## Begin DATASET ENTRIES

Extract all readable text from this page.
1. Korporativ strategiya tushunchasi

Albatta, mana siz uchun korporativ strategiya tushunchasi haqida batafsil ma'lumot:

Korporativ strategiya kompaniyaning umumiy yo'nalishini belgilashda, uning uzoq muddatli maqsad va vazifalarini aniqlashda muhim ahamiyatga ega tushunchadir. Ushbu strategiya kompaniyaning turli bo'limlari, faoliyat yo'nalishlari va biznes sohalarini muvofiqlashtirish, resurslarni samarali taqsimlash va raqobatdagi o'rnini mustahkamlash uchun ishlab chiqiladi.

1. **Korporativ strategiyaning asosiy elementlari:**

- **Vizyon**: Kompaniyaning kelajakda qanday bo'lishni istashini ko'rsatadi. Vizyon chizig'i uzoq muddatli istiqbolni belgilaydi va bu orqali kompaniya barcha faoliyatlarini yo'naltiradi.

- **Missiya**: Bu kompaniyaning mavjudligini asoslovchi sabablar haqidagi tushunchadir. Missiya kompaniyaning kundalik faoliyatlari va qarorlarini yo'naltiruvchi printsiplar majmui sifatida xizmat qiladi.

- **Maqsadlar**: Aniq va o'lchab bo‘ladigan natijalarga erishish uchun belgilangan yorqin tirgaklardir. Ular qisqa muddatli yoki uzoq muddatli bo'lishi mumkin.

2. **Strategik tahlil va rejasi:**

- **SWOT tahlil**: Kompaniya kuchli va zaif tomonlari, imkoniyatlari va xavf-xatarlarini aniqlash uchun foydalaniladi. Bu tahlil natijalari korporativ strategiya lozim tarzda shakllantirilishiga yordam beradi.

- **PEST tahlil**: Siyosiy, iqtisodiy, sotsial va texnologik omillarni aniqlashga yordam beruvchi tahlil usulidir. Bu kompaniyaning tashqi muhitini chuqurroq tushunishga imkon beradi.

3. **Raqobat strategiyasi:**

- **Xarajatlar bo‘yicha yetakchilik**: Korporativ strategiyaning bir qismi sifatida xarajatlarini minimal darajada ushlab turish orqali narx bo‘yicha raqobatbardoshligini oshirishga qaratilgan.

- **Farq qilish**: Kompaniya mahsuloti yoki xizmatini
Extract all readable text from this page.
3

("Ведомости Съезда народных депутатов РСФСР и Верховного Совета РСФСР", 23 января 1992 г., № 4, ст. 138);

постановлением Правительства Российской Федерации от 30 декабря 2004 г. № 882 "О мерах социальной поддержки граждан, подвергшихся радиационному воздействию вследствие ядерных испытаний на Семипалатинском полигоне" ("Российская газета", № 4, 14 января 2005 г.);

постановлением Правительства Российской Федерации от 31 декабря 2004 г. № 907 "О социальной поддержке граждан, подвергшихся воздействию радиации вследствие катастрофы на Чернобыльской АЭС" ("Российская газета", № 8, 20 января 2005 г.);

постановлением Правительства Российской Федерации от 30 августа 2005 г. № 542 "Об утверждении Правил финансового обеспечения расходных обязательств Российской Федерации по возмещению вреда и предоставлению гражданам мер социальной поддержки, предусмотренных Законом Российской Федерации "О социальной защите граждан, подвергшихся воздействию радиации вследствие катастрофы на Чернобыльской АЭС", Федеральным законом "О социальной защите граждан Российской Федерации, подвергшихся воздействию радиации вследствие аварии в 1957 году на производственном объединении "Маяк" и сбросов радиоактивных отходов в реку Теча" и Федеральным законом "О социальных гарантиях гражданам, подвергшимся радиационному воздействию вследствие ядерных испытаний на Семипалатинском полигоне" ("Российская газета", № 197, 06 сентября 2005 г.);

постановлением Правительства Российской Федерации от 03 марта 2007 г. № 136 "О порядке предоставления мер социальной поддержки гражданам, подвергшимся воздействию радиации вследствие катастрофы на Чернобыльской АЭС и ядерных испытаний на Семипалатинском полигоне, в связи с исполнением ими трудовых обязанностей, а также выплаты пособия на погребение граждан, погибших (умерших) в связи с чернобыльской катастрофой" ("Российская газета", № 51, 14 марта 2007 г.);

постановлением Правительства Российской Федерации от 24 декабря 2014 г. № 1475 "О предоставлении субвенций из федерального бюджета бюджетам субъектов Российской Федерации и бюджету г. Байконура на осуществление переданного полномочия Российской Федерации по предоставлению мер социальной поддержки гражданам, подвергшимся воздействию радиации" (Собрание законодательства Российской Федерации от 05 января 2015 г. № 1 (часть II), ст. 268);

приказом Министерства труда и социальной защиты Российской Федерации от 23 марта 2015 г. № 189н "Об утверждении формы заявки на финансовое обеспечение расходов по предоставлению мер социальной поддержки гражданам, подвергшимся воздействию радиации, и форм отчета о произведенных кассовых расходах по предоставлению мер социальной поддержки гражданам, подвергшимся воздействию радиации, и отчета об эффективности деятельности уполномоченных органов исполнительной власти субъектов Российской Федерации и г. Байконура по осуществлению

## End DATASET ENTRIES

Every line that holds the string "beradi" should be returned.

- **SWOT tahlil**: Kompaniya kuchli va zaif tomonlari, imkoniyatlari va xavf-xatarlarini aniqlash uchun foydalaniladi. Bu tahlil natijalari korporativ strategiya lozim tarzda shakllantirilishiga yordam beradi.
- **PEST tahlil**: Siyosiy, iqtisodiy, sotsial va texnologik omillarni aniqlashga yordam beruvchi tahlil usulidir. Bu kompaniyaning tashqi muhitini chuqurroq tushunishga imkon beradi.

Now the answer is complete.